◆ **Problem statement**
Each entry in the listing below should be restated word for word.

◆ **Source records**
--- begin ---

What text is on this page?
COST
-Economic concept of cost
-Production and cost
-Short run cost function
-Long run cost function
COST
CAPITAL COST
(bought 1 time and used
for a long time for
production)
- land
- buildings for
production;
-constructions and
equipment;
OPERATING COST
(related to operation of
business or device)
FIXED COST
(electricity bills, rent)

--- end ---

◆ **Expected output**
What text is on this page?
COST
-Economic concept of cost
-Production and cost
-Short run cost function
-Long run cost function
COST
CAPITAL COST
(bought 1 time and used
for a long time for
production)
- land
- buildings for
production;
-constructions and
equipment;
OPERATING COST
(related to operation of
business or device)
FIXED COST
(electricity bills, rent)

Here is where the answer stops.